Work out how many lines in the listing below include the word "лизинга"; answer with the number alone.

****************

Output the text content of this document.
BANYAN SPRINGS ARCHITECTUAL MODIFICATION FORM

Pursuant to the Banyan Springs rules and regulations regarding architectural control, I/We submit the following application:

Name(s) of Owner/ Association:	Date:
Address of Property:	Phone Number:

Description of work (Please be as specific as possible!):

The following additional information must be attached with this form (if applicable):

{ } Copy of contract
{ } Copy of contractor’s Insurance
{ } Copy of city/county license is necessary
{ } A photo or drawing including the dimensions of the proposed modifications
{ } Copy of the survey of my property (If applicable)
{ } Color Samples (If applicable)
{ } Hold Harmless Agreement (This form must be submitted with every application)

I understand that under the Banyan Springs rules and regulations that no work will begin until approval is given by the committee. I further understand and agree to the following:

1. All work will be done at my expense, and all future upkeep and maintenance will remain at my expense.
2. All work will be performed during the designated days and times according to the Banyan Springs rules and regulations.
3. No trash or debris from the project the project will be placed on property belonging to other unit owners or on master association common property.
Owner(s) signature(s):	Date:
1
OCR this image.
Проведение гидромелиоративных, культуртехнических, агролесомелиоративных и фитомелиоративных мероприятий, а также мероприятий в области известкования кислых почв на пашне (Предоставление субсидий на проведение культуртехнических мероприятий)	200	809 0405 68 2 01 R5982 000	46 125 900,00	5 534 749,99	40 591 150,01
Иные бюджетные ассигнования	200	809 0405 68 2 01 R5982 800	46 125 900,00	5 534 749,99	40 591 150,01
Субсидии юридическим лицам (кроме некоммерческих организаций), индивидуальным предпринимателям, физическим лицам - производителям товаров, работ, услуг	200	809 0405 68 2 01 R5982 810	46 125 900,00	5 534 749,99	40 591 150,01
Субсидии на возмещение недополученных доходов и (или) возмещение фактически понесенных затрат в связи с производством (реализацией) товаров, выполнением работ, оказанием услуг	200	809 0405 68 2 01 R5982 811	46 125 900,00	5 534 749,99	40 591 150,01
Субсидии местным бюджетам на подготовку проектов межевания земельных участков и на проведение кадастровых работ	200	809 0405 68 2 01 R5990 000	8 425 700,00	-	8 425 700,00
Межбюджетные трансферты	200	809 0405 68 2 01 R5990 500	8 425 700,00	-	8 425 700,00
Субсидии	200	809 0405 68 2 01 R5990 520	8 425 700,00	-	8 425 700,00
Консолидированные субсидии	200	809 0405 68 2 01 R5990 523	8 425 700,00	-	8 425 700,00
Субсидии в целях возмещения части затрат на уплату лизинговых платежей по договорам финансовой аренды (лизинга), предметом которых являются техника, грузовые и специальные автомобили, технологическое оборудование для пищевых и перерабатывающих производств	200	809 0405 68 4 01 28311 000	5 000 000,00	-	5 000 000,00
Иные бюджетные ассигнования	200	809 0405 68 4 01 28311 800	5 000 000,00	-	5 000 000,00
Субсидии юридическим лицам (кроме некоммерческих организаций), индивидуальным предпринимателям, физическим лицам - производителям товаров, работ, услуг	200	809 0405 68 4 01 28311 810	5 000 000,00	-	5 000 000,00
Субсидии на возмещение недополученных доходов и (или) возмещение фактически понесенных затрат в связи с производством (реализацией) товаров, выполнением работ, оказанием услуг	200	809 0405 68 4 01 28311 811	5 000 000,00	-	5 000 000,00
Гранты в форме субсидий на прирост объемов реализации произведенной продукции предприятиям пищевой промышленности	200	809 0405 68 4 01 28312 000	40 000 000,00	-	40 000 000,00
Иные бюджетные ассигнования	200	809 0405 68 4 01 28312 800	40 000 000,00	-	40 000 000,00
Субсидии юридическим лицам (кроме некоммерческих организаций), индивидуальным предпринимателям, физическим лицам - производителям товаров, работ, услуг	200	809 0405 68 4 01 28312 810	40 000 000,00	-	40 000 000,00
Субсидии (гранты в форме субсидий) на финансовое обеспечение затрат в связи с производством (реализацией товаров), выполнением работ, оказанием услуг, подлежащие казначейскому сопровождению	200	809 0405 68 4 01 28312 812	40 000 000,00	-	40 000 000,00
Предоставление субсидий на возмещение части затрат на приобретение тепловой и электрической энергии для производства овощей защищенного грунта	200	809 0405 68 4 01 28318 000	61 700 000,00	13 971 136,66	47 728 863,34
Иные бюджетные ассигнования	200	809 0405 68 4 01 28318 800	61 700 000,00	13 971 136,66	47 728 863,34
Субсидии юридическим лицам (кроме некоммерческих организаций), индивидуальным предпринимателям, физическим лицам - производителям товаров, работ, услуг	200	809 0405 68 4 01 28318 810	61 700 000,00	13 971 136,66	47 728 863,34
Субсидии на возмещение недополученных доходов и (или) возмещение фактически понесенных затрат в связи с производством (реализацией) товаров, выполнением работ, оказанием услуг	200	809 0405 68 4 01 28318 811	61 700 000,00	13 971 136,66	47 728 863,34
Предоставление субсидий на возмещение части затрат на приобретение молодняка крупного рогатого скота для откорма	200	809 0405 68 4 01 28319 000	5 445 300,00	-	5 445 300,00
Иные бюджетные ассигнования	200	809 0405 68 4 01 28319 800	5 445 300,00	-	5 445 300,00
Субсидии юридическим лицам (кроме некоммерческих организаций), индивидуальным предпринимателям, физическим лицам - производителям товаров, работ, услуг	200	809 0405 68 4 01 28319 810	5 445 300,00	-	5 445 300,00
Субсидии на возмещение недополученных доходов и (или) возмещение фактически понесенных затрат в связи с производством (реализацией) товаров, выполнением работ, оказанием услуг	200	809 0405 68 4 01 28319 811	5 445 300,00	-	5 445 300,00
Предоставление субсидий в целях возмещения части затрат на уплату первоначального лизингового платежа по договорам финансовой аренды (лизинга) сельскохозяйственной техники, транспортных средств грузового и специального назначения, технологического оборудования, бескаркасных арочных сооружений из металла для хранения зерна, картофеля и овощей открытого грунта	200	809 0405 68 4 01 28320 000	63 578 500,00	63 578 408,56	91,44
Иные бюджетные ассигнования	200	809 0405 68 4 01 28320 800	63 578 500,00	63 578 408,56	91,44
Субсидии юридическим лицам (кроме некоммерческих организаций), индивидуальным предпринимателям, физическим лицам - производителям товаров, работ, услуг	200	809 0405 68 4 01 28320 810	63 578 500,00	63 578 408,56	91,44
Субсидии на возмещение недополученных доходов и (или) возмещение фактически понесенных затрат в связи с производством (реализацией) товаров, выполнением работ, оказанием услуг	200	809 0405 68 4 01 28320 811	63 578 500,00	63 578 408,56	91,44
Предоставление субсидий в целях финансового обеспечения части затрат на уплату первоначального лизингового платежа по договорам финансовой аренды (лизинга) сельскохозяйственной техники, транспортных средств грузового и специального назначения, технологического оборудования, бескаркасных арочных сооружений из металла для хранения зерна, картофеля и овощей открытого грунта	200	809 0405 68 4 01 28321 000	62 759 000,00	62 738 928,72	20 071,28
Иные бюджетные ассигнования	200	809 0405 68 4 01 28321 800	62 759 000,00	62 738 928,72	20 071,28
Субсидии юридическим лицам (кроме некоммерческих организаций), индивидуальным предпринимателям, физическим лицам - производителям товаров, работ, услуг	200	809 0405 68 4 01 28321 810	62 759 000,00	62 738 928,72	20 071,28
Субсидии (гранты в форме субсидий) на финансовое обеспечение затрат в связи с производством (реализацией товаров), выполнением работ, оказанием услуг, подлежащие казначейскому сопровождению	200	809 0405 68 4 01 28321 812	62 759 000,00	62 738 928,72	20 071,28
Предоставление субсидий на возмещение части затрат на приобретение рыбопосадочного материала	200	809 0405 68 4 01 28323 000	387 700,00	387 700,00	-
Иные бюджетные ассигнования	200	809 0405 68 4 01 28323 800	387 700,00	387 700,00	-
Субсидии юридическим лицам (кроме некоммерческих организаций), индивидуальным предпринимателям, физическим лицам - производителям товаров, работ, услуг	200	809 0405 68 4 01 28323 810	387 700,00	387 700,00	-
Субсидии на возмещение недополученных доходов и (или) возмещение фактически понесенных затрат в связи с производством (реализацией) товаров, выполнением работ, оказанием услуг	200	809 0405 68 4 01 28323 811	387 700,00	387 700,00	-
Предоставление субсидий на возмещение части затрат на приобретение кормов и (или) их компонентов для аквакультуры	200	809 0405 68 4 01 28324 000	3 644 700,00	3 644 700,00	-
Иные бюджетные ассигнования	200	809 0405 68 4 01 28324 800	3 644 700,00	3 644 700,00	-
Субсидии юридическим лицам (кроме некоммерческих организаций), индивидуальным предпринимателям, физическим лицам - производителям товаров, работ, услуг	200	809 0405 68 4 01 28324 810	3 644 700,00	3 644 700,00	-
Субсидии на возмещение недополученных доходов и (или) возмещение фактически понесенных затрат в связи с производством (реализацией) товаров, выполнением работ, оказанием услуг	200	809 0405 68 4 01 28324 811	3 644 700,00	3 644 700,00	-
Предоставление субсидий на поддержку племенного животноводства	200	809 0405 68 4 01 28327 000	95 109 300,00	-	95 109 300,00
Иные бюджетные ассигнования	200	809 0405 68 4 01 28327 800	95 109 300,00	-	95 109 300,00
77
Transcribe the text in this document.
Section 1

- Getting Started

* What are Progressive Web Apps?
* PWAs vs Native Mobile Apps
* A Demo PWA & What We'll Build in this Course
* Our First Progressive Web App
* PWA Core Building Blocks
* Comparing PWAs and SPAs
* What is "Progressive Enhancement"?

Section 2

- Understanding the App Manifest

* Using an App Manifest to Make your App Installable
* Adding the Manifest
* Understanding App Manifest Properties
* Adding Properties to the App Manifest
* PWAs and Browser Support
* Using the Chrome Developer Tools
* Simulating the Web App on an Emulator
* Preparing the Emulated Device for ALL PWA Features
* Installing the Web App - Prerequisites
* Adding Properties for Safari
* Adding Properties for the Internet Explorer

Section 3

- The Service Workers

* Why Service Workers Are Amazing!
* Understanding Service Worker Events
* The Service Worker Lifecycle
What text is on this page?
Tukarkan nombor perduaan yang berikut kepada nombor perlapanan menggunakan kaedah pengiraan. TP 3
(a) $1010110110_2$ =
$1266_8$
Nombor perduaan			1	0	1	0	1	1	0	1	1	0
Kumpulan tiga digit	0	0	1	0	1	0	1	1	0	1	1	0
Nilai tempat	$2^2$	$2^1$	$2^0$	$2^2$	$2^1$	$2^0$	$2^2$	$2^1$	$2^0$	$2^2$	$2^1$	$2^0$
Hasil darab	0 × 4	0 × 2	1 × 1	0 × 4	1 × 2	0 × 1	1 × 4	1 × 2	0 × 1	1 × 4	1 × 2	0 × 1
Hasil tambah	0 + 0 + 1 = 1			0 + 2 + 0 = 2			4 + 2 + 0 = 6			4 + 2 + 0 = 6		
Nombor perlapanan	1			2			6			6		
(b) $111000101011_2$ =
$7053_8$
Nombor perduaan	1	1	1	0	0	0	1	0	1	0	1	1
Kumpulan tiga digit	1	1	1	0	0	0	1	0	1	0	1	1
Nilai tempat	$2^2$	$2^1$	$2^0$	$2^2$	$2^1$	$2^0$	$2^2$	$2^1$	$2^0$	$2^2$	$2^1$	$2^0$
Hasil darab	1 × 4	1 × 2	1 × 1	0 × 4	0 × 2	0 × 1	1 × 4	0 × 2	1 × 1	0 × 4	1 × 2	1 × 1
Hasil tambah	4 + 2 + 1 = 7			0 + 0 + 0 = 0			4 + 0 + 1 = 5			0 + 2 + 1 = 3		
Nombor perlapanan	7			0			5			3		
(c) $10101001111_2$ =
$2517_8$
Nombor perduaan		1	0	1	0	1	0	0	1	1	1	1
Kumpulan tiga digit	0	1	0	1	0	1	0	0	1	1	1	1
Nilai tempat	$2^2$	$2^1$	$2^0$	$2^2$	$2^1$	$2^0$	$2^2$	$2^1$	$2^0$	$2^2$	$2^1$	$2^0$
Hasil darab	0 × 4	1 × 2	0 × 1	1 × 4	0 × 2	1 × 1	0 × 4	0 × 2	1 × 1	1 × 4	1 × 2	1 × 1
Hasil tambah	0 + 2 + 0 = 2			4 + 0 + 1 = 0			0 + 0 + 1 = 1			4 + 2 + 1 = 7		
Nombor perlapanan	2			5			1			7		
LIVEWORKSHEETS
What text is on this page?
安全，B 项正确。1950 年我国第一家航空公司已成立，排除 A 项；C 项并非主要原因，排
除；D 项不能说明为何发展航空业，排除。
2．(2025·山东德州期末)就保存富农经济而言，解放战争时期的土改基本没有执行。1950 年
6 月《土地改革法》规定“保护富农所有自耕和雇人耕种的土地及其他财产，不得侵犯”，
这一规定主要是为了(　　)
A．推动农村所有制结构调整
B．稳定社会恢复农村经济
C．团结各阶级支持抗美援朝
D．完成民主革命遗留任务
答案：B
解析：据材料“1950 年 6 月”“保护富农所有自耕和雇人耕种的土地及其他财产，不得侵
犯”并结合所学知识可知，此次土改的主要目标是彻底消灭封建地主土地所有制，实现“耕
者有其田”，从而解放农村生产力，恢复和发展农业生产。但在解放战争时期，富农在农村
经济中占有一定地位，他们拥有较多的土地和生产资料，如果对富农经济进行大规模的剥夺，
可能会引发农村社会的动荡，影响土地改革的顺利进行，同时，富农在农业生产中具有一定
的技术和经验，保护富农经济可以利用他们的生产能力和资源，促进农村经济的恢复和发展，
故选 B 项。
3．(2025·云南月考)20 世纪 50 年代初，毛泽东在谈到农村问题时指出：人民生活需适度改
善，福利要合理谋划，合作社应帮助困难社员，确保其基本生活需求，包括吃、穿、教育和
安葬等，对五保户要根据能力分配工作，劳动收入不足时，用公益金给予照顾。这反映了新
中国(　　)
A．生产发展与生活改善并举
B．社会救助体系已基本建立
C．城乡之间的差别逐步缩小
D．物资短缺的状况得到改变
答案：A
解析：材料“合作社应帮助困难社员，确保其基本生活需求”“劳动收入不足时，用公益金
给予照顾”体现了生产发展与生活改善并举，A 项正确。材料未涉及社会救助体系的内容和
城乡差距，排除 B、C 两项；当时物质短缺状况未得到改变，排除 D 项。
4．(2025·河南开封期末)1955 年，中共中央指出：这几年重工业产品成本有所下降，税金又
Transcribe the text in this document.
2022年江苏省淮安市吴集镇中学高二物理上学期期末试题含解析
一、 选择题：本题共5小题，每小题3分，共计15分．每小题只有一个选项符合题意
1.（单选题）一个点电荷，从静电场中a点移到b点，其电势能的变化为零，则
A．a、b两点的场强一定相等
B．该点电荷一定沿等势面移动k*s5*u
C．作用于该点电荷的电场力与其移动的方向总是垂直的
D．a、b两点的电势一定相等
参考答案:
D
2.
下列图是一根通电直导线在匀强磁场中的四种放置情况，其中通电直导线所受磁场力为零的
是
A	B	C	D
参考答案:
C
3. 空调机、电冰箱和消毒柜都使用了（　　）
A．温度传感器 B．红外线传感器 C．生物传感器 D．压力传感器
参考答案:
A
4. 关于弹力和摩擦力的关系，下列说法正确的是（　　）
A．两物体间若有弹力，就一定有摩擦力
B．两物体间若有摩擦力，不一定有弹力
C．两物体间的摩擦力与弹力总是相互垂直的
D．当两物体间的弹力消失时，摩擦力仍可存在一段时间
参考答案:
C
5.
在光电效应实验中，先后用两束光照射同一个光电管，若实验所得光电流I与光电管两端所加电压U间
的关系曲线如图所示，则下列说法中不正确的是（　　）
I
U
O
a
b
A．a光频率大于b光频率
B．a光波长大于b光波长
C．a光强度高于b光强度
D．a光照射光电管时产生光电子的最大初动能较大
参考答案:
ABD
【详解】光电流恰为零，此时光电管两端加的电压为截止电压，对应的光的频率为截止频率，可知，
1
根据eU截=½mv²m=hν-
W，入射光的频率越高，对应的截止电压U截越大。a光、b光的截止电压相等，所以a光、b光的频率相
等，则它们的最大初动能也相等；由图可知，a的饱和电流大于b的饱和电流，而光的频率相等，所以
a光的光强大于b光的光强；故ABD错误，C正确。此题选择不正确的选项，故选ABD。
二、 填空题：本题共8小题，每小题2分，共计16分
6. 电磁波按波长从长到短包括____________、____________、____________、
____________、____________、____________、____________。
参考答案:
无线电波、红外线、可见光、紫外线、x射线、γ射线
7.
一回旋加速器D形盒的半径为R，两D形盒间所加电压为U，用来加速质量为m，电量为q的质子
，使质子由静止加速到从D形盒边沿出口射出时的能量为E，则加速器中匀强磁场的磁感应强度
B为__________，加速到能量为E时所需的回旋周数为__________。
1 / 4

****************

(EXERCISE OUTPUT)
3